#### Extract provided ####
Since the purpose of the system is to support and manage different types of loyalty schemas and loyalty programs, smart contracts are mandatory. Therefore, the chosen blockchain must support them. Due to the need for the system to handle platform growth, scalability is required. Therefore, the blockchain network must permit scaling. The blockchain system must also have good documentation to ensure the best use of blockchain resources and capabilities.

The choice of a set of blockchain network candidates took all the mentioned factors into account. The chosen networks were Avalanche, Ethereum, Hyperledger Fabric, Polygon, and Solana. These networks are currently the most popular and are distinct from each other.

Table 4. Blockchain network comparison.

	Avalanche	Ethereum	Hyperledger	Polygon	Solana
Environment execution	EVM 1-AVM 2	EVM 1	Docker	EVM 1	LLVM
Smart contract language	Solidity	Solidity	Java/GO	Solidity	C/Rust
Transaction per second	4500	15–27	3500	10,000	65,000
Permission type	Public/Private	Public	Private	Public	Public
Transaction price	<$0.01	≈$4	$0	<$0.01	$0.00025
Layer	Layer 1	Layer 1	Layer 1	Layer 2	Layer 1

¹ EVM—Ethereum virtual machine; ² AVM—Avalanche virtual machine.
#### Material ####
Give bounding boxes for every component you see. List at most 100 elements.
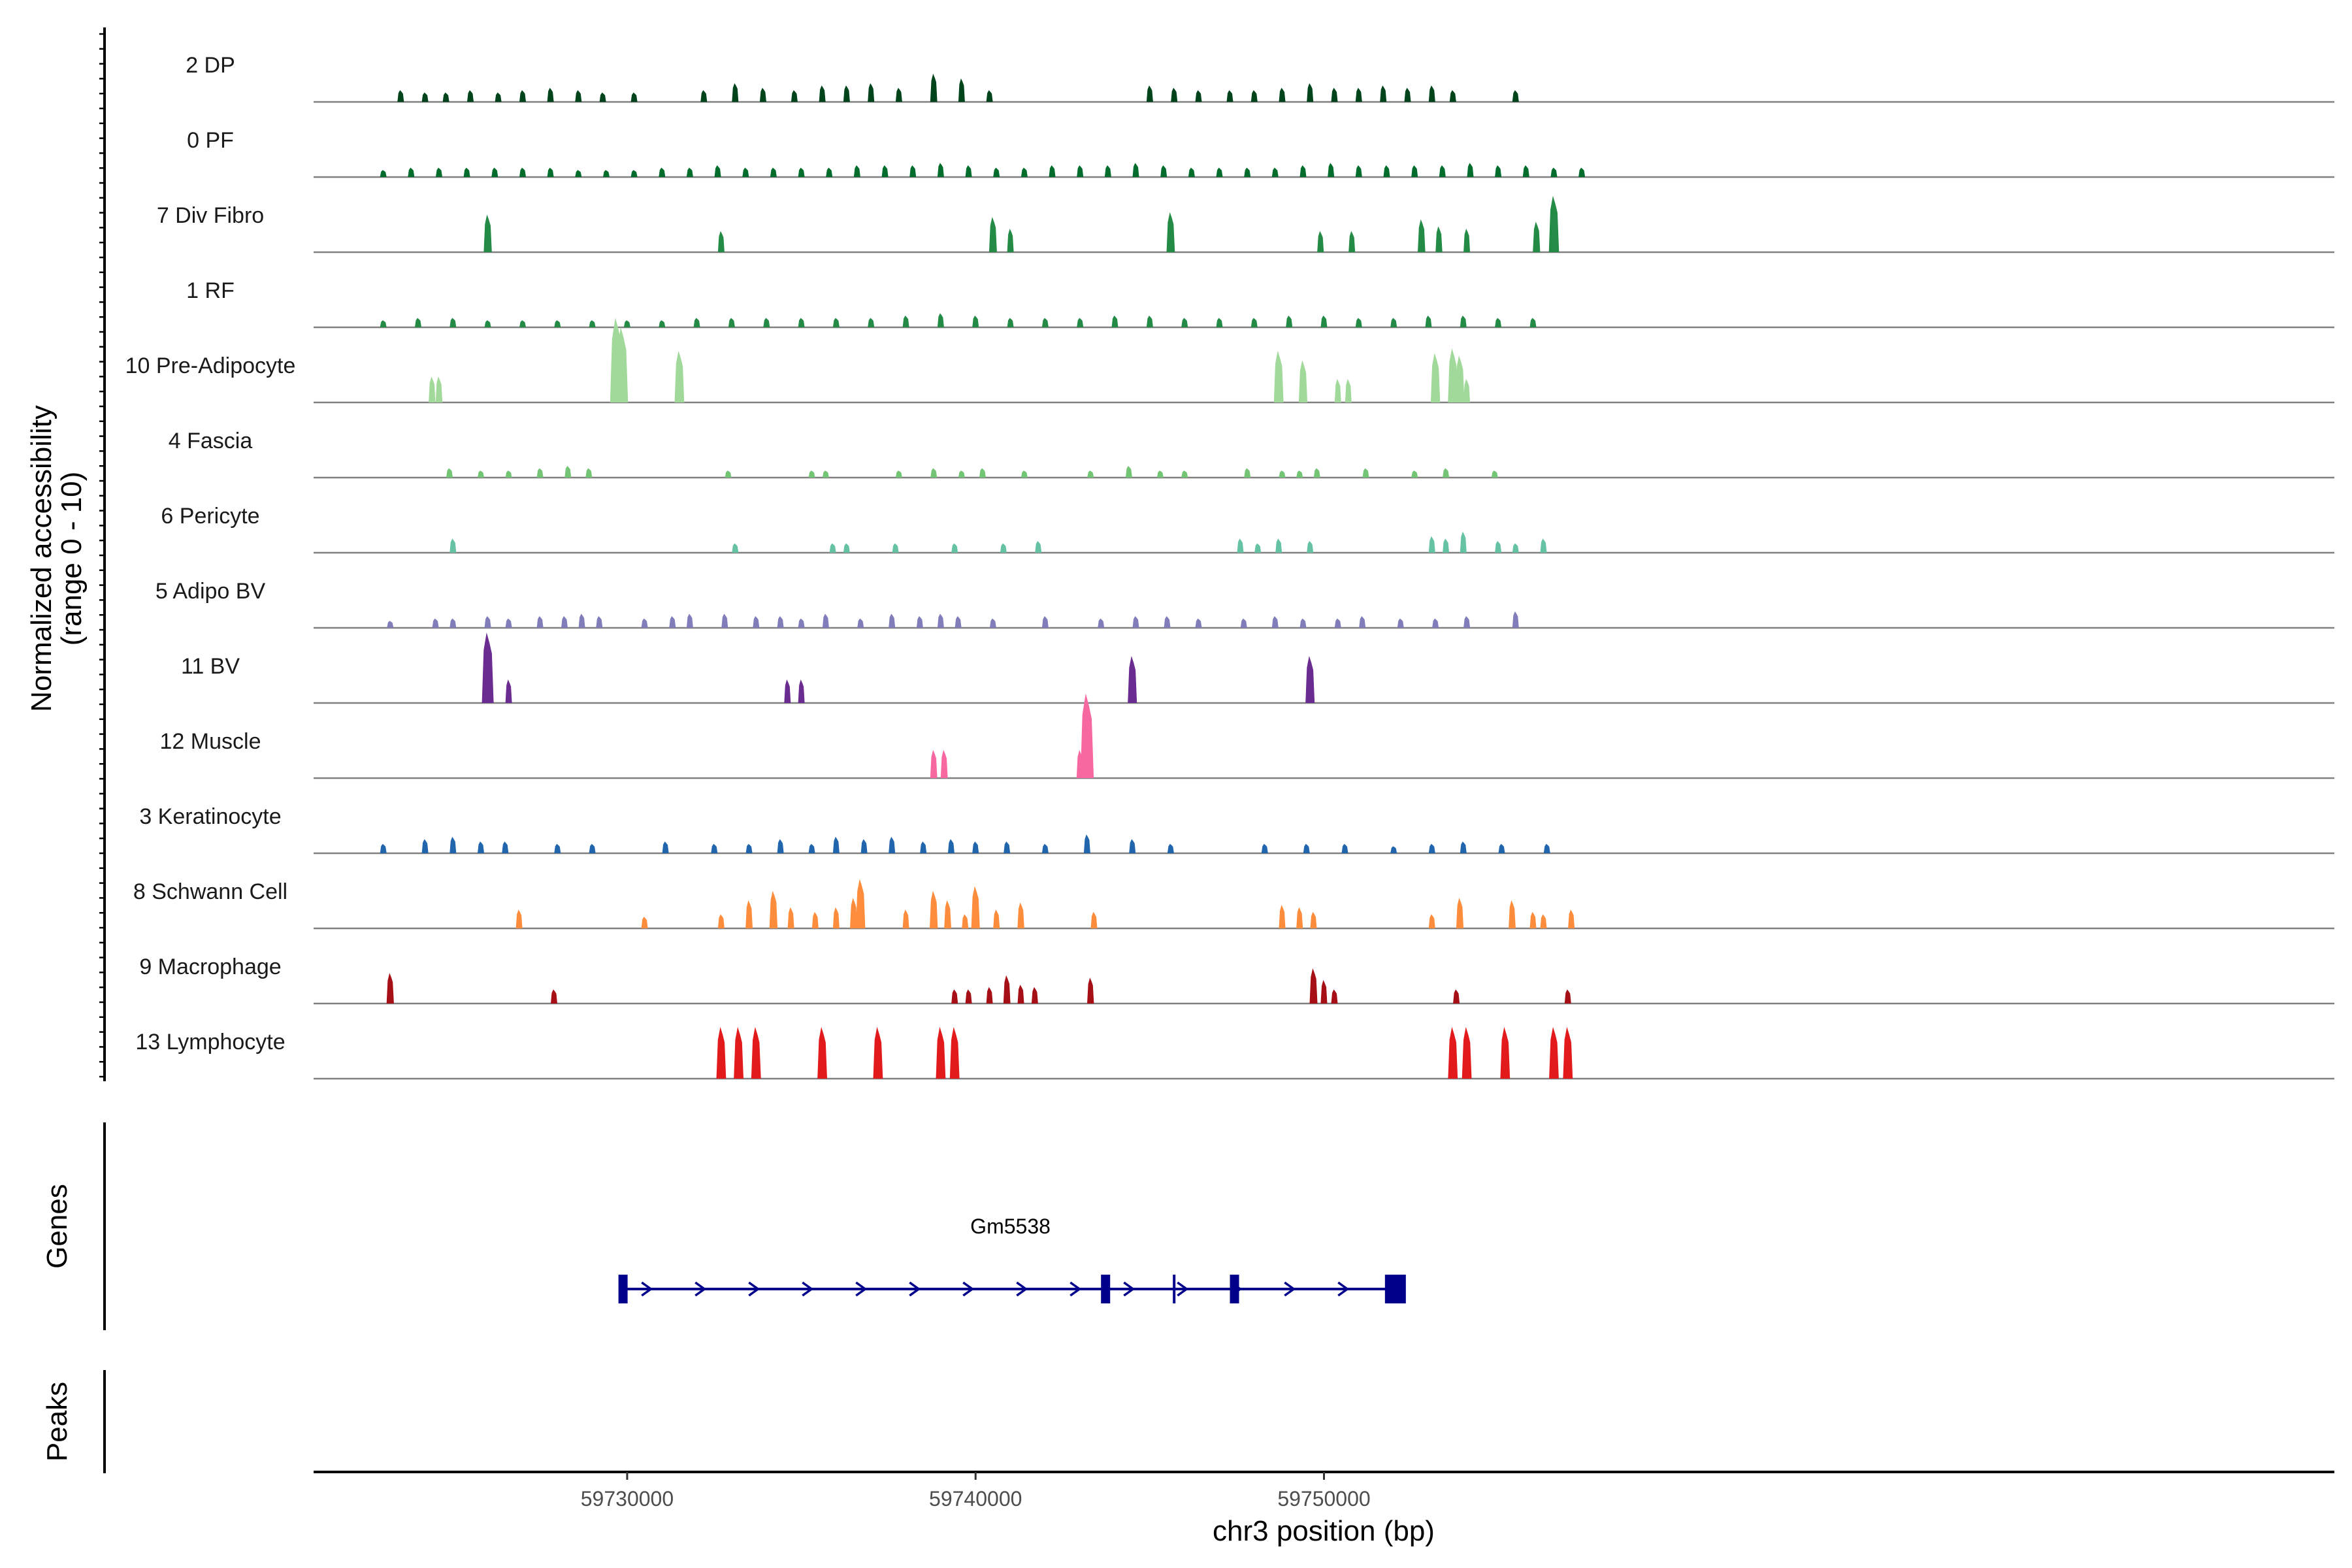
####
Continue the blockchain selection text from its last line, the table footnote. The data has no connection to the blockchain selection text.

## Written answer
summarizes their main characteristics for comparison. The information presented was obtained from the available documentation, except for the transaction price. Transaction prices for Polygon, Ethereum, and Avalanche have been determined utilizing the following specialized websites, which are designed for scanning transactions provided by the blockchains: PolygonScan [25], EthereumIo [26], and Avascan [27] for Avalanche. Solana’s price is available on their official website [28]. It is important to note that these prices are subject to change, as they depend on several factors, such as the value of the cryptocurrency at any given time and the volume of transactions processed over the course of a day. Concerning Hyperledger, the transaction price is zero, as it is a private network.

Despite Ethereum being the most popular among the five solutions, it presents a weakness regarding the number of supported transactions per second. Additionally, the cost for each transaction is too high, which can lead to platform rejection. Hyperledger Fabric (designated Hyperledger in Table 4) is a private network with a smart contract environment and language distinct from the usual Ethereum Virtual Machine (EVM) and Solidity language, which can cause implementation problems. Even though Solana supports a higher number of transactions per second and results in a lower cost, it suffers from the same problems as Hyperledger.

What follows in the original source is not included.